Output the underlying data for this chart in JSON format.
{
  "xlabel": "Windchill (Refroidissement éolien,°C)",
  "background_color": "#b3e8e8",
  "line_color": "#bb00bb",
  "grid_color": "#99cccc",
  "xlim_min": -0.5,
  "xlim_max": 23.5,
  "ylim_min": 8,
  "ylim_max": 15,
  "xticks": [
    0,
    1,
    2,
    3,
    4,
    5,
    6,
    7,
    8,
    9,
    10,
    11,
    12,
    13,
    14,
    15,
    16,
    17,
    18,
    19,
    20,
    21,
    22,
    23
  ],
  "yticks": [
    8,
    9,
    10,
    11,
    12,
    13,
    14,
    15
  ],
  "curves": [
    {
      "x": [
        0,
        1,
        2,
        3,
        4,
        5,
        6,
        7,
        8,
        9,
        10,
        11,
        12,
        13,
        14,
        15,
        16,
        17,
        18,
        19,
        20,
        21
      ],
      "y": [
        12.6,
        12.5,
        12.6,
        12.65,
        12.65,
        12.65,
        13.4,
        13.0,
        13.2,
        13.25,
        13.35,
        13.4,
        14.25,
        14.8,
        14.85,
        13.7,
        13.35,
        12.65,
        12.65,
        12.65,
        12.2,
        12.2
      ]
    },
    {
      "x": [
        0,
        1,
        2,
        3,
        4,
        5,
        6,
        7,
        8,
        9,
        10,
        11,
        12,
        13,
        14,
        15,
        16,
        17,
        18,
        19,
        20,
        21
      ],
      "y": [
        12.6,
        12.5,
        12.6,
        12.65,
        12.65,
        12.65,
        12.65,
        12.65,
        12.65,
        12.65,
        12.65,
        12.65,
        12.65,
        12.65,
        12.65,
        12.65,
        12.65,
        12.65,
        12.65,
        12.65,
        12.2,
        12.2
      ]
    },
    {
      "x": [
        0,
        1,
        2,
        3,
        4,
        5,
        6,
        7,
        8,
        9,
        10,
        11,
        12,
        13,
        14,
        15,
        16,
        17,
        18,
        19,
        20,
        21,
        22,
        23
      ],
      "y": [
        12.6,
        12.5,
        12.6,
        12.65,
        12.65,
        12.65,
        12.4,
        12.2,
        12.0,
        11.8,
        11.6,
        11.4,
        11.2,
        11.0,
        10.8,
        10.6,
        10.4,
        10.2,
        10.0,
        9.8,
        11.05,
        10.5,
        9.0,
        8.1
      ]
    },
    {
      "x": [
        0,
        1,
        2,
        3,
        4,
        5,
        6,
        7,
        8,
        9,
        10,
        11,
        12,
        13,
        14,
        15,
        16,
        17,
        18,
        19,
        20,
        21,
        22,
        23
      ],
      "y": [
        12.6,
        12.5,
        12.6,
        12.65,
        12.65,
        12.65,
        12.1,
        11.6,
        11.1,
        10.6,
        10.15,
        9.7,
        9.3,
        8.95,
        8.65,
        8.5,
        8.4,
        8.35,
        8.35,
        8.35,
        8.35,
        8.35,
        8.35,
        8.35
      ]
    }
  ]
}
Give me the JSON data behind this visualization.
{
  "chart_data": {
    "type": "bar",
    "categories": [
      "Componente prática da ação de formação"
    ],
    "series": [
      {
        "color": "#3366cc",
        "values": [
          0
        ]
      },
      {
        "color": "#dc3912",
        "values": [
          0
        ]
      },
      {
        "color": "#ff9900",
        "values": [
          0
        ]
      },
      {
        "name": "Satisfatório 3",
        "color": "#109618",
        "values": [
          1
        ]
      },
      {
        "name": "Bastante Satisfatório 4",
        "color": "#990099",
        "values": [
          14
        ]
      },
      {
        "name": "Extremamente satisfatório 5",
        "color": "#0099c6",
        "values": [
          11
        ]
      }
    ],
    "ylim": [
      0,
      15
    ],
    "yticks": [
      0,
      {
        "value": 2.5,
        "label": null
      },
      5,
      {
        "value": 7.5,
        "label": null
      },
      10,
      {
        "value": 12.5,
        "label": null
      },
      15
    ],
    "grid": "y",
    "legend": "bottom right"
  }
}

• [Exercise description] Set out the complete listing exactly as shown.

• [Solution]
Output the underlying data for this chart in JSON format.
{
  "xlabel": "Windchill (Refroidissement éolien,°C)",
  "background_color": "#b3e8e8",
  "line_color": "#bb00bb",
  "grid_color": "#99cccc",
  "xlim_min": -0.5,
  "xlim_max": 23.5,
  "ylim_min": 8,
  "ylim_max": 15,
  "xticks": [
    0,
    1,
    2,
    3,
    4,
    5,
    6,
    7,
    8,
    9,
    10,
    11,
    12,
    13,
    14,
    15,
    16,
    17,
    18,
    19,
    20,
    21,
    22,
    23
  ],
  "yticks": [
    8,
    9,
    10,
    11,
    12,
    13,
    14,
    15
  ],
  "curves": [
    {
      "x": [
        0,
        1,
        2,
        3,
        4,
        5,
        6,
        7,
        8,
        9,
        10,
        11,
        12,
        13,
        14,
        15,
        16,
        17,
        18,
        19,
        20,
        21
      ],
      "y": [
        12.6,
        12.5,
        12.6,
        12.65,
        12.65,
        12.65,
        13.4,
        13.0,
        13.2,
        13.25,
        13.35,
        13.4,
        14.25,
        14.8,
        14.85,
        13.7,
        13.35,
        12.65,
        12.65,
        12.65,
        12.2,
        12.2
      ]
    },
    {
      "x": [
        0,
        1,
        2,
        3,
        4,
        5,
        6,
        7,
        8,
        9,
        10,
        11,
        12,
        13,
        14,
        15,
        16,
        17,
        18,
        19,
        20,
        21
      ],
      "y": [
        12.6,
        12.5,
        12.6,
        12.65,
        12.65,
        12.65,
        12.65,
        12.65,
        12.65,
        12.65,
        12.65,
        12.65,
        12.65,
        12.65,
        12.65,
        12.65,
        12.65,
        12.65,
        12.65,
        12.65,
        12.2,
        12.2
      ]
    },
    {
      "x": [
        0,
        1,
        2,
        3,
        4,
        5,
        6,
        7,
        8,
        9,
        10,
        11,
        12,
        13,
        14,
        15,
        16,
        17,
        18,
        19,
        20,
        21,
        22,
        23
      ],
      "y": [
        12.6,
        12.5,
        12.6,
        12.65,
        12.65,
        12.65,
        12.4,
        12.2,
        12.0,
        11.8,
        11.6,
        11.4,
        11.2,
        11.0,
        10.8,
        10.6,
        10.4,
        10.2,
        10.0,
        9.8,
        11.05,
        10.5,
        9.0,
        8.1
      ]
    },
    {
      "x": [
        0,
        1,
        2,
        3,
        4,
        5,
        6,
        7,
        8,
        9,
        10,
        11,
        12,
        13,
        14,
        15,
        16,
        17,
        18,
        19,
        20,
        21,
        22,
        23
      ],
      "y": [
        12.6,
        12.5,
        12.6,
        12.65,
        12.65,
        12.65,
        12.1,
        11.6,
        11.1,
        10.6,
        10.15,
        9.7,
        9.3,
        8.95,
        8.65,
        8.5,
        8.4,
        8.35,
        8.35,
        8.35,
        8.35,
        8.35,
        8.35,
        8.35
      ]
    }
  ]
}
Give me the JSON data behind this visualization.
{
  "chart_data": {
    "type": "bar",
    "categories": [
      "Componente prática da ação de formação"
    ],
    "series": [
      {
        "color": "#3366cc",
        "values": [
          0
        ]
      },
      {
        "color": "#dc3912",
        "values": [
          0
        ]
      },
      {
        "color": "#ff9900",
        "values": [
          0
        ]
      },
      {
        "name": "Satisfatório 3",
        "color": "#109618",
        "values": [
          1
        ]
      },
      {
        "name": "Bastante Satisfatório 4",
        "color": "#990099",
        "values": [
          14
        ]
      },
      {
        "name": "Extremamente satisfatório 5",
        "color": "#0099c6",
        "values": [
          11
        ]
      }
    ],
    "ylim": [
      0,
      15
    ],
    "yticks": [
      0,
      {
        "value": 2.5,
        "label": null
      },
      5,
      {
        "value": 7.5,
        "label": null
      },
      10,
      {
        "value": 12.5,
        "label": null
      },
      15
    ],
    "grid": "y",
    "legend": "bottom right"
  }
}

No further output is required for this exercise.